§ JOB
How many of the lines below include "kierowców"? Give the number and no other words.

====

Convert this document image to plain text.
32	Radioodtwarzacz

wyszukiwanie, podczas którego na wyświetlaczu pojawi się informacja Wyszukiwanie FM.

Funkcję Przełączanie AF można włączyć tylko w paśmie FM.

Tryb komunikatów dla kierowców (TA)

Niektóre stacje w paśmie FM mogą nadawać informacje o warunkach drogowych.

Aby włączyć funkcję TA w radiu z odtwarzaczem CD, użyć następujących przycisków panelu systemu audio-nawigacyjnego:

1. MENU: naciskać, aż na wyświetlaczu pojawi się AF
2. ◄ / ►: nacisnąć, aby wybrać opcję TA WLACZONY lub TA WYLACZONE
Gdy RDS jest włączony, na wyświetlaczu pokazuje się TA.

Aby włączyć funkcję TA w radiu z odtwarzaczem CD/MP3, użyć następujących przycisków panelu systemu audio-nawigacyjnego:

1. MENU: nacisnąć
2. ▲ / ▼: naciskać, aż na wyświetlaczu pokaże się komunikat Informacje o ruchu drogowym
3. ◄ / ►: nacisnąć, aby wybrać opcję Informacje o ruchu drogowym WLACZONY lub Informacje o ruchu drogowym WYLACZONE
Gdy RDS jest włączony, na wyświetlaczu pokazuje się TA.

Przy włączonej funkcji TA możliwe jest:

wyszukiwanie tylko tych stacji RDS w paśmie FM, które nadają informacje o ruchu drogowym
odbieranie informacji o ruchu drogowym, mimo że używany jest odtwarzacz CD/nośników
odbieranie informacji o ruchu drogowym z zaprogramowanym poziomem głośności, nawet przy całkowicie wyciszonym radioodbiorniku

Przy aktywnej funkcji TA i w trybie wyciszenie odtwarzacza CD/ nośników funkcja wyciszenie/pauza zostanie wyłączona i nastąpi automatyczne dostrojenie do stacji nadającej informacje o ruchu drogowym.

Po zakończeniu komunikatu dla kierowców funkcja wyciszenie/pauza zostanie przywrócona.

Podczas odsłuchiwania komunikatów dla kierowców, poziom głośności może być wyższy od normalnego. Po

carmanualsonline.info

====

§ ANSWER FOR THE TASK
3